» **GIVEN INSTRUCTION**: What follows is a listing to be transcribed exactly.

» **RECORDED INFORMATION**:
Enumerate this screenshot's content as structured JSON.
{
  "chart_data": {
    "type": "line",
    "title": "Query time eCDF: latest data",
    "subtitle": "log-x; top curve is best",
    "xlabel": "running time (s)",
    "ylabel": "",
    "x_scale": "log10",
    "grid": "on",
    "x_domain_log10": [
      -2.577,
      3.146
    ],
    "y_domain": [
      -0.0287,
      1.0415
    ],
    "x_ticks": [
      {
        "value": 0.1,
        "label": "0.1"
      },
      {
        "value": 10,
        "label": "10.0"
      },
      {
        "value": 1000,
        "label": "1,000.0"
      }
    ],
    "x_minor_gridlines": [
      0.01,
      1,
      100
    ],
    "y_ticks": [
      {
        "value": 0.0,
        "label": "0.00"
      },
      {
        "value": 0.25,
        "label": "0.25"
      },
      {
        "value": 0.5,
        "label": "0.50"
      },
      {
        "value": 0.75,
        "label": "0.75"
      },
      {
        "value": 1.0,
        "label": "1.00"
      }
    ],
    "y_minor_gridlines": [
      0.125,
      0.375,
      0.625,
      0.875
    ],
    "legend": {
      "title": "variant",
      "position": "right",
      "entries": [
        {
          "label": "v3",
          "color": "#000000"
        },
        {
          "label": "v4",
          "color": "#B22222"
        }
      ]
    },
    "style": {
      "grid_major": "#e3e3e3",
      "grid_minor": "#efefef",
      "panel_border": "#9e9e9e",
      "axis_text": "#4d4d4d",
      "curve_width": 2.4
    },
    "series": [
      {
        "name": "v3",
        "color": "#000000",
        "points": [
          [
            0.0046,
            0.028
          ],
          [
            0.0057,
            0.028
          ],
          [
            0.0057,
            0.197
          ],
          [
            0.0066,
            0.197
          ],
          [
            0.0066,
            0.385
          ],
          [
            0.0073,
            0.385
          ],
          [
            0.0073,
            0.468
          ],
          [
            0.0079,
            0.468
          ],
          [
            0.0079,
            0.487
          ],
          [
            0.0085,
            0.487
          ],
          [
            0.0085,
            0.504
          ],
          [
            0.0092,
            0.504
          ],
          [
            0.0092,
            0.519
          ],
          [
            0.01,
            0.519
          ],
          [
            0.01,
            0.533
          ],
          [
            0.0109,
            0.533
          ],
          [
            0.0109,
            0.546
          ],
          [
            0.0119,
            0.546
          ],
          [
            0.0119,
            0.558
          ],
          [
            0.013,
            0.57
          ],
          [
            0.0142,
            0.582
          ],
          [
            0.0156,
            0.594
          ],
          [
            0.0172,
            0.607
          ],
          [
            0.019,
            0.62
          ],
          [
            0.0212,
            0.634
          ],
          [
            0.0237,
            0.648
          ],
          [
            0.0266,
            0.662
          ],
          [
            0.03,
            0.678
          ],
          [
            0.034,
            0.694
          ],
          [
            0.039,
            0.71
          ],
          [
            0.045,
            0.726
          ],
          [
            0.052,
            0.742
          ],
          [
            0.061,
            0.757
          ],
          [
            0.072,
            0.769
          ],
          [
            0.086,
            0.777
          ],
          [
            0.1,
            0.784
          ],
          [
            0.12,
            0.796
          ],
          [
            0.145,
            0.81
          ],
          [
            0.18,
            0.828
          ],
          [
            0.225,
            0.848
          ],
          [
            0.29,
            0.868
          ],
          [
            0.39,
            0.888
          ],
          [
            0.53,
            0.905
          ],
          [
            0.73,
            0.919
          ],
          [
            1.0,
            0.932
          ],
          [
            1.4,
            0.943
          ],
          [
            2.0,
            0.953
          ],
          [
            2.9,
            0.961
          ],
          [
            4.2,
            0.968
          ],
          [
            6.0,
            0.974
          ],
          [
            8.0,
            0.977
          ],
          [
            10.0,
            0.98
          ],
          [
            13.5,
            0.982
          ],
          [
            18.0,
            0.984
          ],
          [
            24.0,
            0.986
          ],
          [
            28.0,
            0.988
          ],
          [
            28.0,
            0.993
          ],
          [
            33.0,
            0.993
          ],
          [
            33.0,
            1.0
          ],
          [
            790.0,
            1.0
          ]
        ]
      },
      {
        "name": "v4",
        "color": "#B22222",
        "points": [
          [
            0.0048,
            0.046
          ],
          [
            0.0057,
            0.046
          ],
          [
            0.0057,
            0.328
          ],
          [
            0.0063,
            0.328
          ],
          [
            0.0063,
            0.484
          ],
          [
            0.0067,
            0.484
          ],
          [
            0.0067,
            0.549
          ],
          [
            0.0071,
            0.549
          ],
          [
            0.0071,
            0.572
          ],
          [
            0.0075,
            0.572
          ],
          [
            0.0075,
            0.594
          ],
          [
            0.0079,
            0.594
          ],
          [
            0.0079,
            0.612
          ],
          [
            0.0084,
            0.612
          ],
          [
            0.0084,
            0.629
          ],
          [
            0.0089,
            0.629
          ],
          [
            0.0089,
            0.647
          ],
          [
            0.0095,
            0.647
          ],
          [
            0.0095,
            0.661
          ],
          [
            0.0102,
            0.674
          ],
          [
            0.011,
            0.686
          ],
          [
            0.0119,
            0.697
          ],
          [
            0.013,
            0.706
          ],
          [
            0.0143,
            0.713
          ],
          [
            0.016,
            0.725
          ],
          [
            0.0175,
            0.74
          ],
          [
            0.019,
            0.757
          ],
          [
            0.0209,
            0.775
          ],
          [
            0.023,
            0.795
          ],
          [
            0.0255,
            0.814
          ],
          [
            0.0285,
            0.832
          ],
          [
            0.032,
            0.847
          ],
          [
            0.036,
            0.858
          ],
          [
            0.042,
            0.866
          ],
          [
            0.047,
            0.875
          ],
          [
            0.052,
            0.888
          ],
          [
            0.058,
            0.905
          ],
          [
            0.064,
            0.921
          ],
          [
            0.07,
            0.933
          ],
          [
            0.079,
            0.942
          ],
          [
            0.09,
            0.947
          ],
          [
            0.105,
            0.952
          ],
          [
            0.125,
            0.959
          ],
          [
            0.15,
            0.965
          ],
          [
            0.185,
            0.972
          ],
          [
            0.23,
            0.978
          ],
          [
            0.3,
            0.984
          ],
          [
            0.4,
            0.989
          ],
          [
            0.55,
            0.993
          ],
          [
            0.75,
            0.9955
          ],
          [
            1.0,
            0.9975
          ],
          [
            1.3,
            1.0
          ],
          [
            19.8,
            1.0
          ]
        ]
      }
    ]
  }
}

» **RIGHT ANSWER**:
Enumerate this screenshot's content as structured JSON.
{
  "chart_data": {
    "type": "line",
    "title": "Query time eCDF: latest data",
    "subtitle": "log-x; top curve is best",
    "xlabel": "running time (s)",
    "ylabel": "",
    "x_scale": "log10",
    "grid": "on",
    "x_domain_log10": [
      -2.577,
      3.146
    ],
    "y_domain": [
      -0.0287,
      1.0415
    ],
    "x_ticks": [
      {
        "value": 0.1,
        "label": "0.1"
      },
      {
        "value": 10,
        "label": "10.0"
      },
      {
        "value": 1000,
        "label": "1,000.0"
      }
    ],
    "x_minor_gridlines": [
      0.01,
      1,
      100
    ],
    "y_ticks": [
      {
        "value": 0.0,
        "label": "0.00"
      },
      {
        "value": 0.25,
        "label": "0.25"
      },
      {
        "value": 0.5,
        "label": "0.50"
      },
      {
        "value": 0.75,
        "label": "0.75"
      },
      {
        "value": 1.0,
        "label": "1.00"
      }
    ],
    "y_minor_gridlines": [
      0.125,
      0.375,
      0.625,
      0.875
    ],
    "legend": {
      "title": "variant",
      "position": "right",
      "entries": [
        {
          "label": "v3",
          "color": "#000000"
        },
        {
          "label": "v4",
          "color": "#B22222"
        }
      ]
    },
    "style": {
      "grid_major": "#e3e3e3",
      "grid_minor": "#efefef",
      "panel_border": "#9e9e9e",
      "axis_text": "#4d4d4d",
      "curve_width": 2.4
    },
    "series": [
      {
        "name": "v3",
        "color": "#000000",
        "points": [
          [
            0.0046,
            0.028
          ],
          [
            0.0057,
            0.028
          ],
          [
            0.0057,
            0.197
          ],
          [
            0.0066,
            0.197
          ],
          [
            0.0066,
            0.385
          ],
          [
            0.0073,
            0.385
          ],
          [
            0.0073,
            0.468
          ],
          [
            0.0079,
            0.468
          ],
          [
            0.0079,
            0.487
          ],
          [
            0.0085,
            0.487
          ],
          [
            0.0085,
            0.504
          ],
          [
            0.0092,
            0.504
          ],
          [
            0.0092,
            0.519
          ],
          [
            0.01,
            0.519
          ],
          [
            0.01,
            0.533
          ],
          [
            0.0109,
            0.533
          ],
          [
            0.0109,
            0.546
          ],
          [
            0.0119,
            0.546
          ],
          [
            0.0119,
            0.558
          ],
          [
            0.013,
            0.57
          ],
          [
            0.0142,
            0.582
          ],
          [
            0.0156,
            0.594
          ],
          [
            0.0172,
            0.607
          ],
          [
            0.019,
            0.62
          ],
          [
            0.0212,
            0.634
          ],
          [
            0.0237,
            0.648
          ],
          [
            0.0266,
            0.662
          ],
          [
            0.03,
            0.678
          ],
          [
            0.034,
            0.694
          ],
          [
            0.039,
            0.71
          ],
          [
            0.045,
            0.726
          ],
          [
            0.052,
            0.742
          ],
          [
            0.061,
            0.757
          ],
          [
            0.072,
            0.769
          ],
          [
            0.086,
            0.777
          ],
          [
            0.1,
            0.784
          ],
          [
            0.12,
            0.796
          ],
          [
            0.145,
            0.81
          ],
          [
            0.18,
            0.828
          ],
          [
            0.225,
            0.848
          ],
          [
            0.29,
            0.868
          ],
          [
            0.39,
            0.888
          ],
          [
            0.53,
            0.905
          ],
          [
            0.73,
            0.919
          ],
          [
            1.0,
            0.932
          ],
          [
            1.4,
            0.943
          ],
          [
            2.0,
            0.953
          ],
          [
            2.9,
            0.961
          ],
          [
            4.2,
            0.968
          ],
          [
            6.0,
            0.974
          ],
          [
            8.0,
            0.977
          ],
          [
            10.0,
            0.98
          ],
          [
            13.5,
            0.982
          ],
          [
            18.0,
            0.984
          ],
          [
            24.0,
            0.986
          ],
          [
            28.0,
            0.988
          ],
          [
            28.0,
            0.993
          ],
          [
            33.0,
            0.993
          ],
          [
            33.0,
            1.0
          ],
          [
            790.0,
            1.0
          ]
        ]
      },
      {
        "name": "v4",
        "color": "#B22222",
        "points": [
          [
            0.0048,
            0.046
          ],
          [
            0.0057,
            0.046
          ],
          [
            0.0057,
            0.328
          ],
          [
            0.0063,
            0.328
          ],
          [
            0.0063,
            0.484
          ],
          [
            0.0067,
            0.484
          ],
          [
            0.0067,
            0.549
          ],
          [
            0.0071,
            0.549
          ],
          [
            0.0071,
            0.572
          ],
          [
            0.0075,
            0.572
          ],
          [
            0.0075,
            0.594
          ],
          [
            0.0079,
            0.594
          ],
          [
            0.0079,
            0.612
          ],
          [
            0.0084,
            0.612
          ],
          [
            0.0084,
            0.629
          ],
          [
            0.0089,
            0.629
          ],
          [
            0.0089,
            0.647
          ],
          [
            0.0095,
            0.647
          ],
          [
            0.0095,
            0.661
          ],
          [
            0.0102,
            0.674
          ],
          [
            0.011,
            0.686
          ],
          [
            0.0119,
            0.697
          ],
          [
            0.013,
            0.706
          ],
          [
            0.0143,
            0.713
          ],
          [
            0.016,
            0.725
          ],
          [
            0.0175,
            0.74
          ],
          [
            0.019,
            0.757
          ],
          [
            0.0209,
            0.775
          ],
          [
            0.023,
            0.795
          ],
          [
            0.0255,
            0.814
          ],
          [
            0.0285,
            0.832
          ],
          [
            0.032,
            0.847
          ],
          [
            0.036,
            0.858
          ],
          [
            0.042,
            0.866
          ],
          [
            0.047,
            0.875
          ],
          [
            0.052,
            0.888
          ],
          [
            0.058,
            0.905
          ],
          [
            0.064,
            0.921
          ],
          [
            0.07,
            0.933
          ],
          [
            0.079,
            0.942
          ],
          [
            0.09,
            0.947
          ],
          [
            0.105,
            0.952
          ],
          [
            0.125,
            0.959
          ],
          [
            0.15,
            0.965
          ],
          [
            0.185,
            0.972
          ],
          [
            0.23,
            0.978
          ],
          [
            0.3,
            0.984
          ],
          [
            0.4,
            0.989
          ],
          [
            0.55,
            0.993
          ],
          [
            0.75,
            0.9955
          ],
          [
            1.0,
            0.9975
          ],
          [
            1.3,
            1.0
          ],
          [
            19.8,
            1.0
          ]
        ]
      }
    ]
  }
}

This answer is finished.